§ **Problem to solve**:
Each line that contains the string "Call" counts once; report how many such lines appear in the data, as a number only.

§ **Data to process**:

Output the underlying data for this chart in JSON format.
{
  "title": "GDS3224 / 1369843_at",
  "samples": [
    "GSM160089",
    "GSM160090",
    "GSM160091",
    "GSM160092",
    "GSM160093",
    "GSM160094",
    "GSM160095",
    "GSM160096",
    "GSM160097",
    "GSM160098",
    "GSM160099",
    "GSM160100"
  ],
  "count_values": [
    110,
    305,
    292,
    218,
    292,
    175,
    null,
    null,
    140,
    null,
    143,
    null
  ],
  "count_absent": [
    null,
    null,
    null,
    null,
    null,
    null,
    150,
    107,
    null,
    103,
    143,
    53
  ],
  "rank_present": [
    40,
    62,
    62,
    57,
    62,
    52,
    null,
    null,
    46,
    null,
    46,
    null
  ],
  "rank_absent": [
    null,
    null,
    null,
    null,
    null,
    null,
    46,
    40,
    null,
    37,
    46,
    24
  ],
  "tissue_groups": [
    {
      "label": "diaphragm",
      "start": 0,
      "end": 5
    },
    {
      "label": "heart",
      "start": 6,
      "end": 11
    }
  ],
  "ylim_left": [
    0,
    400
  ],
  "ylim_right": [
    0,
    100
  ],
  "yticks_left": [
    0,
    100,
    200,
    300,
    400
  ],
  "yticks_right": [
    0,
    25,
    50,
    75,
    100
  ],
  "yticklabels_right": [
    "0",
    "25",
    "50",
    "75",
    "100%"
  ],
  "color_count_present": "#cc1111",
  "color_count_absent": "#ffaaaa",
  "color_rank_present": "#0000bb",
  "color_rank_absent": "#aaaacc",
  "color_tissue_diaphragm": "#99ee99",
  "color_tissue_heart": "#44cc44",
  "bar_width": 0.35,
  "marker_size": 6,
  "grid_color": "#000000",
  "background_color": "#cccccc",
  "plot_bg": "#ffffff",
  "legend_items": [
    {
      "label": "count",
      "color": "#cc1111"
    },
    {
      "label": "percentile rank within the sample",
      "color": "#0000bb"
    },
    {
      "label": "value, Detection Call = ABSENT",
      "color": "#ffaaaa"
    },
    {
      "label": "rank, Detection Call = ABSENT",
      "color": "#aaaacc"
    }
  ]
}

§ **Final answer**:
2